** START SUPPLIED RECORDS **

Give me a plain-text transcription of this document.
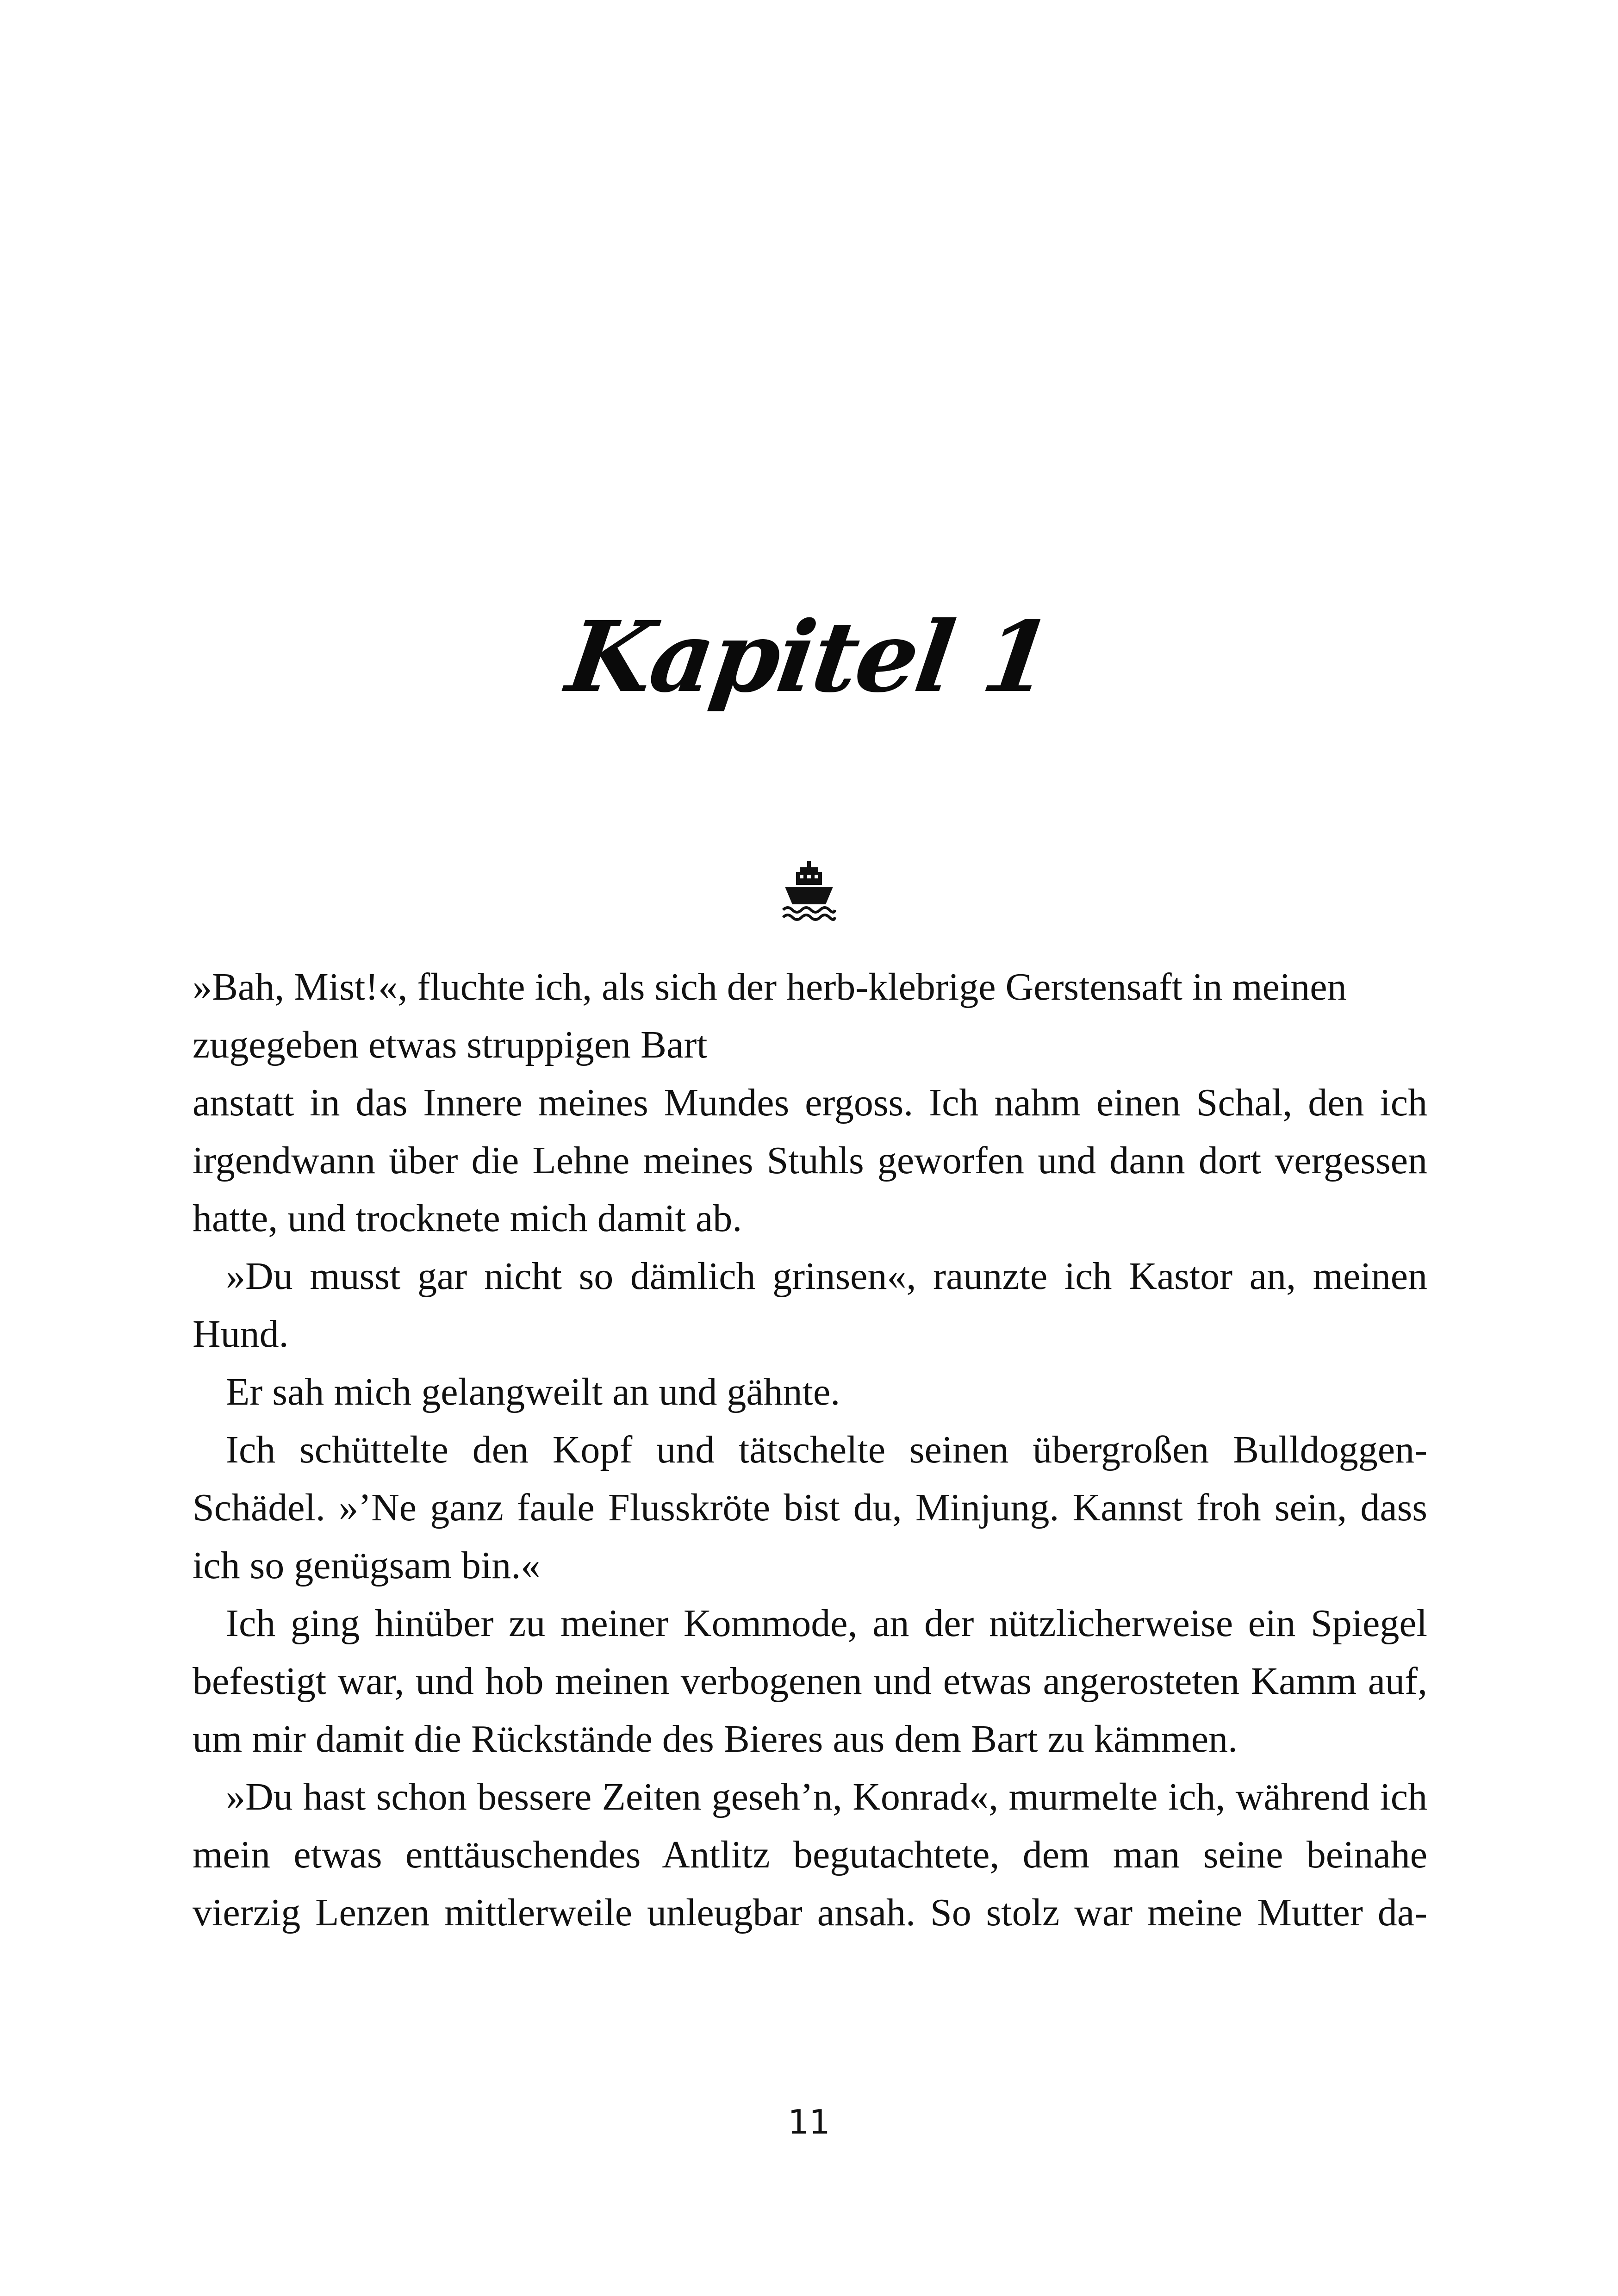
Kapitel 1

»Bah, Mist!«, fluchte ich, als sich der herb-klebrige Gerstensaft in meinen zugegeben etwas struppigen Bart

anstatt in das Innere meines Mundes ergoss. Ich nahm einen Schal, den ich irgendwann über die Lehne meines Stuhls geworfen und dann dort vergessen hatte, und trocknete mich damit ab.

»Du musst gar nicht so dämlich grinsen«, raunzte ich Kastor an, meinen Hund.

Er sah mich gelangweilt an und gähnte.

Ich schüttelte den Kopf und tätschelte seinen übergroßen BulldoggenSchädel. »’Ne ganz faule Flusskröte bist du, Minjung. Kannst froh sein, dass ich so genügsam bin.«

Ich ging hinüber zu meiner Kommode, an der nützlicherweise ein Spiegel befestigt war, und hob meinen verbogenen und etwas angerosteten Kamm auf, um mir damit die Rückstände des Bieres aus dem Bart zu kämmen.

»Du hast schon bessere Zeiten geseh’n, Konrad«, murmelte ich, während ich mein etwas enttäuschendes Antlitz begutachtete, dem man seine beinahe vierzig Lenzen mittlerweile unleugbar ansah. So stolz war meine Mutter da-

11
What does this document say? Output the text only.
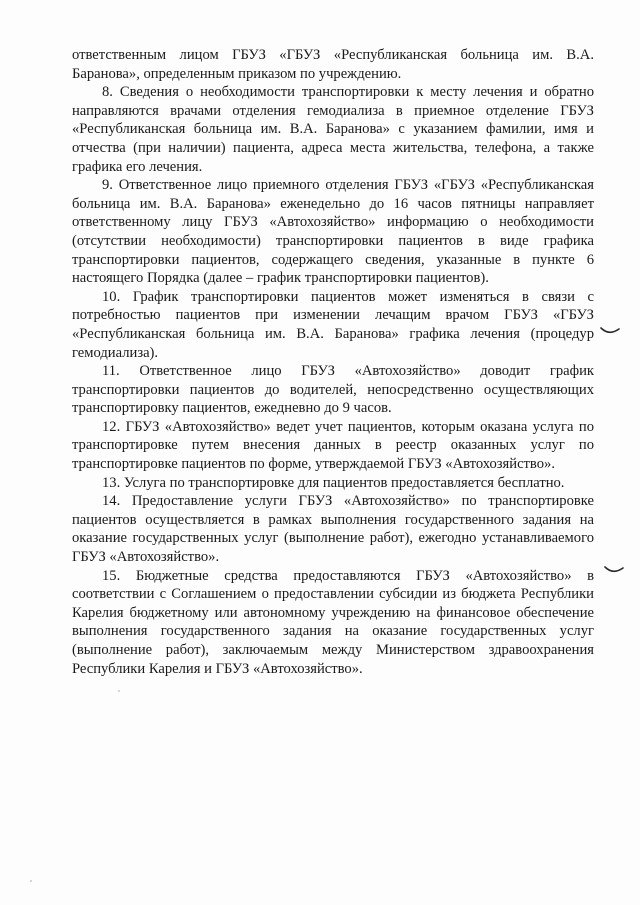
ответственным лицом ГБУЗ «ГБУЗ «Республиканская больница им. В.А. Баранова», определенным приказом по учреждению.

8. Сведения о необходимости транспортировки к месту лечения и обратно направляются врачами отделения гемодиализа в приемное отделение ГБУЗ «Республиканская больница им. В.А. Баранова» с указанием фамилии, имя и отчества (при наличии) пациента, адреса места жительства, телефона, а также графика его лечения.

9. Ответственное лицо приемного отделения ГБУЗ «ГБУЗ «Республиканская больница им. В.А. Баранова» еженедельно до 16 часов пятницы направляет ответственному лицу ГБУЗ «Автохозяйство» информацию о необходимости (отсутствии необходимости) транспортировки пациентов в виде графика транспортировки пациентов, содержащего сведения, указанные в пункте 6 настоящего Порядка (далее – график транспортировки пациентов).

10. График транспортировки пациентов может изменяться в связи с потребностью пациентов при изменении лечащим врачом ГБУЗ «ГБУЗ «Республиканская больница им. В.А. Баранова» графика лечения (процедур гемодиализа).

11. Ответственное лицо ГБУЗ «Автохозяйство» доводит график транспортировки пациентов до водителей, непосредственно осуществляющих транспортировку пациентов, ежедневно до 9 часов.

12. ГБУЗ «Автохозяйство» ведет учет пациентов, которым оказана услуга по транспортировке путем внесения данных в реестр оказанных услуг по транспортировке пациентов по форме, утверждаемой ГБУЗ «Автохозяйство».

13. Услуга по транспортировке для пациентов предоставляется бесплатно.

14. Предоставление услуги ГБУЗ «Автохозяйство» по транспортировке пациентов осуществляется в рамках выполнения государственного задания на оказание государственных услуг (выполнение работ), ежегодно устанавливаемого ГБУЗ «Автохозяйство».

15. Бюджетные средства предоставляются ГБУЗ «Автохозяйство» в соответствии с Соглашением о предоставлении субсидии из бюджета Республики Карелия бюджетному или автономному учреждению на финансовое обеспечение выполнения государственного задания на оказание государственных услуг (выполнение работ), заключаемым между Министерством здравоохранения Республики Карелия и ГБУЗ «Автохозяйство».
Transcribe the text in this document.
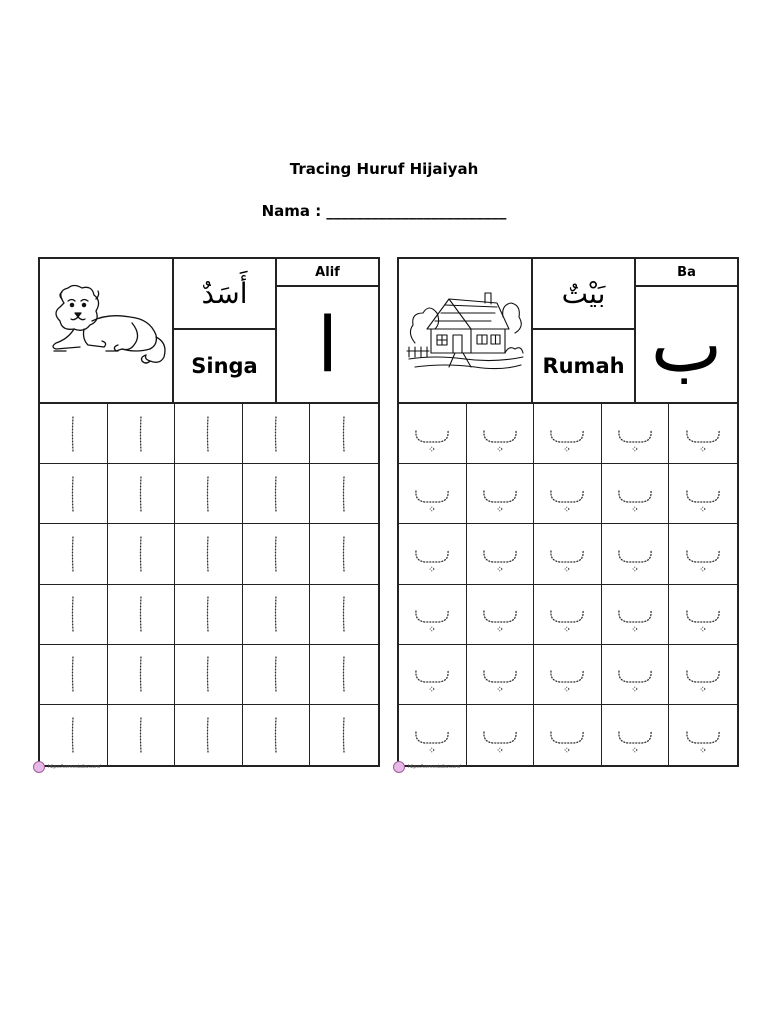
Tracing Huruf Hijaiyah
Nama : ________________________
أَسَدٌ
Singa
Alif
ا
بَيْتٌ
Rumah
Ba
ب
https://semestaibu.com/	https://semestaibu.com/
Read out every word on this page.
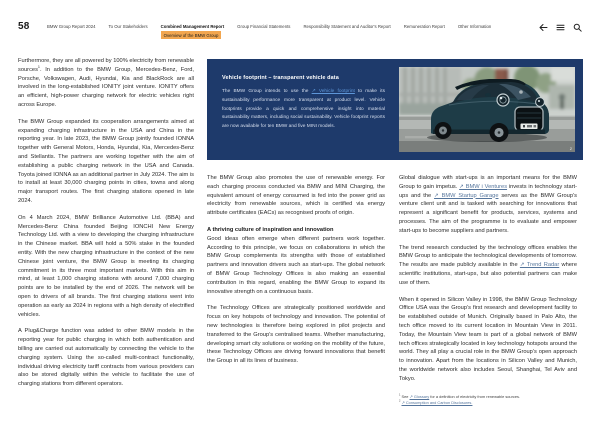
58	BMW Group Report 2024	To Our Stakeholders	Combined Management Report
Overview of the BMW Group
Group Financial Statements	Responsibility Statement and Auditor's Report	Remuneration Report	Other Information

Furthermore, they are all powered by 100% electricity from renewable sources$^1$. In addition to the BMW Group, Mercedes-Benz, Ford, Porsche, Volkswagen, Audi, Hyundai, Kia and BlackRock are all involved in the long-established IONITY joint venture. IONITY offers an efficient, high-power charging network for electric vehicles right across Europe.

The BMW Group expanded its cooperation arrangements aimed at expanding charging infrastructure in the USA and China in the reporting year. In late 2023, the BMW Group jointly founded IONNA together with General Motors, Honda, Hyundai, Kia, Mercedes-Benz and Stellantis. The partners are working together with the aim of establishing a public charging network in the USA and Canada. Toyota joined IONNA as an additional partner in July 2024. The aim is to install at least 30,000 charging points in cities, towns and along major transport routes. The first charging stations opened in late 2024.

On 4 March 2024, BMW Brilliance Automotive Ltd. (BBA) and Mercedes-Benz China founded Beijing IONCHI New Energy Technology Ltd. with a view to developing the charging infrastructure in the Chinese market. BBA will hold a 50% stake in the founded entity. With the new charging infrastructure in the context of the new Chinese joint venture, the BMW Group is meeting its charging commitment in its three most important markets. With this aim in mind, at least 1,000 charging stations with around 7,000 charging points are to be installed by the end of 2026. The network will be open to drivers of all brands. The first charging stations went into operation as early as 2024 in regions with a high density of electrified vehicles.

A Plug&Charge function was added to other BMW models in the reporting year for public charging in which both authentication and billing are carried out automatically by connecting the vehicle to the charging system. Using the so-called multi-contract functionality, individual driving electricity tariff contracts from various providers can also be stored digitally within the vehicle to facilitate the use of charging stations from different operators.

Vehicle footprint – transparent vehicle data

The BMW Group intends to use the ↗ Vehicle footprint to make its sustainability performance more transparent at product level. Vehicle footprints provide a quick and comprehensive insight into material sustainability matters, including social sustainability. Vehicle footprint reports are now available for ten BMW and five MINI models.

2

The BMW Group also promotes the use of renewable energy. For each charging process conducted via BMW and MINI Charging, the equivalent amount of energy consumed is fed into the power grid as electricity from renewable sources, which is certified via energy attribute certificates (EACs) as recognised proofs of origin.

A thriving culture of inspiration and innovation

Good ideas often emerge when different partners work together. According to this principle, we focus on collaborations in which the BMW Group complements its strengths with those of established partners and innovation drivers such as start-ups. The global network of BMW Group Technology Offices is also making an essential contribution in this regard, enabling the BMW Group to expand its innovative strength on a continuous basis.

The Technology Offices are strategically positioned worldwide and focus on key hotspots of technology and innovation. The potential of new technologies is therefore being explored in pilot projects and transferred to the Group’s centralised teams. Whether manufacturing, developing smart city solutions or working on the mobility of the future, these Technology Offices are driving forward innovations that benefit the Group in all its lines of business.

Global dialogue with start-ups is an important means for the BMW Group to gain impetus. ↗ BMW i Ventures invests in technology start-ups and the ↗ BMW Startup Garage serves as the BMW Group’s venture client unit and is tasked with searching for innovations that represent a significant benefit for products, services, systems and processes. The aim of the programme is to evaluate and empower start-ups to become suppliers and partners.

The trend research conducted by the technology offices enables the BMW Group to anticipate the technological developments of tomorrow. The results are made publicly available in the ↗ Trend Radar where scientific institutions, start-ups, but also potential partners can make use of them.

When it opened in Silicon Valley in 1998, the BMW Group Technology Office USA was the Group’s first research and development facility to be established outside of Munich. Originally based in Palo Alto, the tech office moved to its current location in Mountain View in 2011. Today, the Mountain View team is part of a global network of BMW tech offices strategically located in key technology hotspots around the world. They all play a crucial role in the BMW Group’s open approach to innovation. Apart from the locations in Silicon Valley and Munich, the worldwide network also includes Seoul, Shanghai, Tel Aviv and Tokyo.

$^1$ See ↗ Glossary for a definition of electricity from renewable sources.

$^2$ ↗ Consumption and Carbon Disclosures.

** END SUPPLIED RECORDS **

## EXERCISE
Quote every entry exactly, with the pictures omitted.

## FULL RESPONSE
Give me a plain-text transcription of this document.
Kapitel 1

»Bah, Mist!«, fluchte ich, als sich der herb-klebrige Gerstensaft in meinen zugegeben etwas struppigen Bart

anstatt in das Innere meines Mundes ergoss. Ich nahm einen Schal, den ich irgendwann über die Lehne meines Stuhls geworfen und dann dort vergessen hatte, und trocknete mich damit ab.

»Du musst gar nicht so dämlich grinsen«, raunzte ich Kastor an, meinen Hund.

Er sah mich gelangweilt an und gähnte.

Ich schüttelte den Kopf und tätschelte seinen übergroßen BulldoggenSchädel. »’Ne ganz faule Flusskröte bist du, Minjung. Kannst froh sein, dass ich so genügsam bin.«

Ich ging hinüber zu meiner Kommode, an der nützlicherweise ein Spiegel befestigt war, und hob meinen verbogenen und etwas angerosteten Kamm auf, um mir damit die Rückstände des Bieres aus dem Bart zu kämmen.

»Du hast schon bessere Zeiten geseh’n, Konrad«, murmelte ich, während ich mein etwas enttäuschendes Antlitz begutachtete, dem man seine beinahe vierzig Lenzen mittlerweile unleugbar ansah. So stolz war meine Mutter da-

11
What does this document say? Output the text only.
ответственным лицом ГБУЗ «ГБУЗ «Республиканская больница им. В.А. Баранова», определенным приказом по учреждению.

8. Сведения о необходимости транспортировки к месту лечения и обратно направляются врачами отделения гемодиализа в приемное отделение ГБУЗ «Республиканская больница им. В.А. Баранова» с указанием фамилии, имя и отчества (при наличии) пациента, адреса места жительства, телефона, а также графика его лечения.

9. Ответственное лицо приемного отделения ГБУЗ «ГБУЗ «Республиканская больница им. В.А. Баранова» еженедельно до 16 часов пятницы направляет ответственному лицу ГБУЗ «Автохозяйство» информацию о необходимости (отсутствии необходимости) транспортировки пациентов в виде графика транспортировки пациентов, содержащего сведения, указанные в пункте 6 настоящего Порядка (далее – график транспортировки пациентов).

10. График транспортировки пациентов может изменяться в связи с потребностью пациентов при изменении лечащим врачом ГБУЗ «ГБУЗ «Республиканская больница им. В.А. Баранова» графика лечения (процедур гемодиализа).

11. Ответственное лицо ГБУЗ «Автохозяйство» доводит график транспортировки пациентов до водителей, непосредственно осуществляющих транспортировку пациентов, ежедневно до 9 часов.

12. ГБУЗ «Автохозяйство» ведет учет пациентов, которым оказана услуга по транспортировке путем внесения данных в реестр оказанных услуг по транспортировке пациентов по форме, утверждаемой ГБУЗ «Автохозяйство».

13. Услуга по транспортировке для пациентов предоставляется бесплатно.

14. Предоставление услуги ГБУЗ «Автохозяйство» по транспортировке пациентов осуществляется в рамках выполнения государственного задания на оказание государственных услуг (выполнение работ), ежегодно устанавливаемого ГБУЗ «Автохозяйство».

15. Бюджетные средства предоставляются ГБУЗ «Автохозяйство» в соответствии с Соглашением о предоставлении субсидии из бюджета Республики Карелия бюджетному или автономному учреждению на финансовое обеспечение выполнения государственного задания на оказание государственных услуг (выполнение работ), заключаемым между Министерством здравоохранения Республики Карелия и ГБУЗ «Автохозяйство».
Transcribe the text in this document.
Tracing Huruf Hijaiyah
Nama : ________________________
أَسَدٌ
Singa
Alif
ا
بَيْتٌ
Rumah
Ba
ب
https://semestaibu.com/	https://semestaibu.com/
Read out every word on this page.
58	BMW Group Report 2024	To Our Stakeholders	Combined Management Report
Overview of the BMW Group
Group Financial Statements	Responsibility Statement and Auditor's Report	Remuneration Report	Other Information

Furthermore, they are all powered by 100% electricity from renewable sources$^1$. In addition to the BMW Group, Mercedes-Benz, Ford, Porsche, Volkswagen, Audi, Hyundai, Kia and BlackRock are all involved in the long-established IONITY joint venture. IONITY offers an efficient, high-power charging network for electric vehicles right across Europe.

The BMW Group expanded its cooperation arrangements aimed at expanding charging infrastructure in the USA and China in the reporting year. In late 2023, the BMW Group jointly founded IONNA together with General Motors, Honda, Hyundai, Kia, Mercedes-Benz and Stellantis. The partners are working together with the aim of establishing a public charging network in the USA and Canada. Toyota joined IONNA as an additional partner in July 2024. The aim is to install at least 30,000 charging points in cities, towns and along major transport routes. The first charging stations opened in late 2024.

On 4 March 2024, BMW Brilliance Automotive Ltd. (BBA) and Mercedes-Benz China founded Beijing IONCHI New Energy Technology Ltd. with a view to developing the charging infrastructure in the Chinese market. BBA will hold a 50% stake in the founded entity. With the new charging infrastructure in the context of the new Chinese joint venture, the BMW Group is meeting its charging commitment in its three most important markets. With this aim in mind, at least 1,000 charging stations with around 7,000 charging points are to be installed by the end of 2026. The network will be open to drivers of all brands. The first charging stations went into operation as early as 2024 in regions with a high density of electrified vehicles.

A Plug&Charge function was added to other BMW models in the reporting year for public charging in which both authentication and billing are carried out automatically by connecting the vehicle to the charging system. Using the so-called multi-contract functionality, individual driving electricity tariff contracts from various providers can also be stored digitally within the vehicle to facilitate the use of charging stations from different operators.

Vehicle footprint – transparent vehicle data

The BMW Group intends to use the ↗ Vehicle footprint to make its sustainability performance more transparent at product level. Vehicle footprints provide a quick and comprehensive insight into material sustainability matters, including social sustainability. Vehicle footprint reports are now available for ten BMW and five MINI models.

2

The BMW Group also promotes the use of renewable energy. For each charging process conducted via BMW and MINI Charging, the equivalent amount of energy consumed is fed into the power grid as electricity from renewable sources, which is certified via energy attribute certificates (EACs) as recognised proofs of origin.

A thriving culture of inspiration and innovation

Good ideas often emerge when different partners work together. According to this principle, we focus on collaborations in which the BMW Group complements its strengths with those of established partners and innovation drivers such as start-ups. The global network of BMW Group Technology Offices is also making an essential contribution in this regard, enabling the BMW Group to expand its innovative strength on a continuous basis.

The Technology Offices are strategically positioned worldwide and focus on key hotspots of technology and innovation. The potential of new technologies is therefore being explored in pilot projects and transferred to the Group’s centralised teams. Whether manufacturing, developing smart city solutions or working on the mobility of the future, these Technology Offices are driving forward innovations that benefit the Group in all its lines of business.

Global dialogue with start-ups is an important means for the BMW Group to gain impetus. ↗ BMW i Ventures invests in technology start-ups and the ↗ BMW Startup Garage serves as the BMW Group’s venture client unit and is tasked with searching for innovations that represent a significant benefit for products, services, systems and processes. The aim of the programme is to evaluate and empower start-ups to become suppliers and partners.

The trend research conducted by the technology offices enables the BMW Group to anticipate the technological developments of tomorrow. The results are made publicly available in the ↗ Trend Radar where scientific institutions, start-ups, but also potential partners can make use of them.

When it opened in Silicon Valley in 1998, the BMW Group Technology Office USA was the Group’s first research and development facility to be established outside of Munich. Originally based in Palo Alto, the tech office moved to its current location in Mountain View in 2011. Today, the Mountain View team is part of a global network of BMW tech offices strategically located in key technology hotspots around the world. They all play a crucial role in the BMW Group’s open approach to innovation. Apart from the locations in Silicon Valley and Munich, the worldwide network also includes Seoul, Shanghai, Tel Aviv and Tokyo.

$^1$ See ↗ Glossary for a definition of electricity from renewable sources.

$^2$ ↗ Consumption and Carbon Disclosures.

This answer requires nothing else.